Collected data:
= = = =

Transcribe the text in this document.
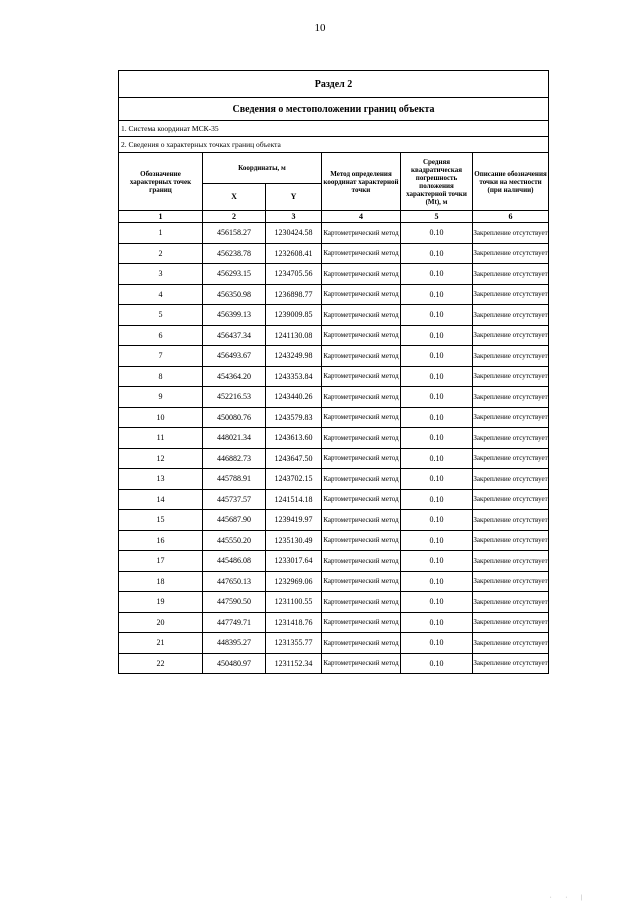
10
Раздел 2					
Сведения о местоположении границ объекта					
1. Система координат МСК-35					
2. Сведения о характерных точках границ объекта					
Обозначение характерных точек границ	Координаты, м		Метод определения координат характерной точки	Средняя квадратическая погрешность положения характерной точки (Mt), м	Описание обозначения точки на местности (при наличии)
	X	Y			
1	2	3	4	5	6
1	456158.27	1230424.58	Картометрический метод	0.10	Закрепление отсутствует
2	456238.78	1232608.41	Картометрический метод	0.10	Закрепление отсутствует
3	456293.15	1234705.56	Картометрический метод	0.10	Закрепление отсутствует
4	456350.98	1236898.77	Картометрический метод	0.10	Закрепление отсутствует
5	456399.13	1239009.85	Картометрический метод	0.10	Закрепление отсутствует
6	456437.34	1241130.08	Картометрический метод	0.10	Закрепление отсутствует
7	456493.67	1243249.98	Картометрический метод	0.10	Закрепление отсутствует
8	454364.20	1243353.84	Картометрический метод	0.10	Закрепление отсутствует
9	452216.53	1243440.26	Картометрический метод	0.10	Закрепление отсутствует
10	450080.76	1243579.83	Картометрический метод	0.10	Закрепление отсутствует
11	448021.34	1243613.60	Картометрический метод	0.10	Закрепление отсутствует
12	446882.73	1243647.50	Картометрический метод	0.10	Закрепление отсутствует
13	445788.91	1243702.15	Картометрический метод	0.10	Закрепление отсутствует
14	445737.57	1241514.18	Картометрический метод	0.10	Закрепление отсутствует
15	445687.90	1239419.97	Картометрический метод	0.10	Закрепление отсутствует
16	445550.20	1235130.49	Картометрический метод	0.10	Закрепление отсутствует
17	445486.08	1233017.64	Картометрический метод	0.10	Закрепление отсутствует
18	447650.13	1232969.06	Картометрический метод	0.10	Закрепление отсутствует
19	447590.50	1231100.55	Картометрический метод	0.10	Закрепление отсутствует
20	447749.71	1231418.76	Картометрический метод	0.10	Закрепление отсутствует
21	448395.27	1231355.77	Картометрический метод	0.10	Закрепление отсутствует
22	450480.97	1231152.34	Картометрический метод	0.10	Закрепление отсутствует
· · |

= = = =

Write out the entries again, exactly as given, skipping any images.

Transcribe the text in this document.
10
Раздел 2					
Сведения о местоположении границ объекта					
1. Система координат МСК-35					
2. Сведения о характерных точках границ объекта					
Обозначение характерных точек границ	Координаты, м		Метод определения координат характерной точки	Средняя квадратическая погрешность положения характерной точки (Mt), м	Описание обозначения точки на местности (при наличии)
	X	Y			
1	2	3	4	5	6
1	456158.27	1230424.58	Картометрический метод	0.10	Закрепление отсутствует
2	456238.78	1232608.41	Картометрический метод	0.10	Закрепление отсутствует
3	456293.15	1234705.56	Картометрический метод	0.10	Закрепление отсутствует
4	456350.98	1236898.77	Картометрический метод	0.10	Закрепление отсутствует
5	456399.13	1239009.85	Картометрический метод	0.10	Закрепление отсутствует
6	456437.34	1241130.08	Картометрический метод	0.10	Закрепление отсутствует
7	456493.67	1243249.98	Картометрический метод	0.10	Закрепление отсутствует
8	454364.20	1243353.84	Картометрический метод	0.10	Закрепление отсутствует
9	452216.53	1243440.26	Картометрический метод	0.10	Закрепление отсутствует
10	450080.76	1243579.83	Картометрический метод	0.10	Закрепление отсутствует
11	448021.34	1243613.60	Картометрический метод	0.10	Закрепление отсутствует
12	446882.73	1243647.50	Картометрический метод	0.10	Закрепление отсутствует
13	445788.91	1243702.15	Картометрический метод	0.10	Закрепление отсутствует
14	445737.57	1241514.18	Картометрический метод	0.10	Закрепление отсутствует
15	445687.90	1239419.97	Картометрический метод	0.10	Закрепление отсутствует
16	445550.20	1235130.49	Картометрический метод	0.10	Закрепление отсутствует
17	445486.08	1233017.64	Картометрический метод	0.10	Закрепление отсутствует
18	447650.13	1232969.06	Картометрический метод	0.10	Закрепление отсутствует
19	447590.50	1231100.55	Картометрический метод	0.10	Закрепление отсутствует
20	447749.71	1231418.76	Картометрический метод	0.10	Закрепление отсутствует
21	448395.27	1231355.77	Картометрический метод	0.10	Закрепление отсутствует
22	450480.97	1231152.34	Картометрический метод	0.10	Закрепление отсутствует
· · |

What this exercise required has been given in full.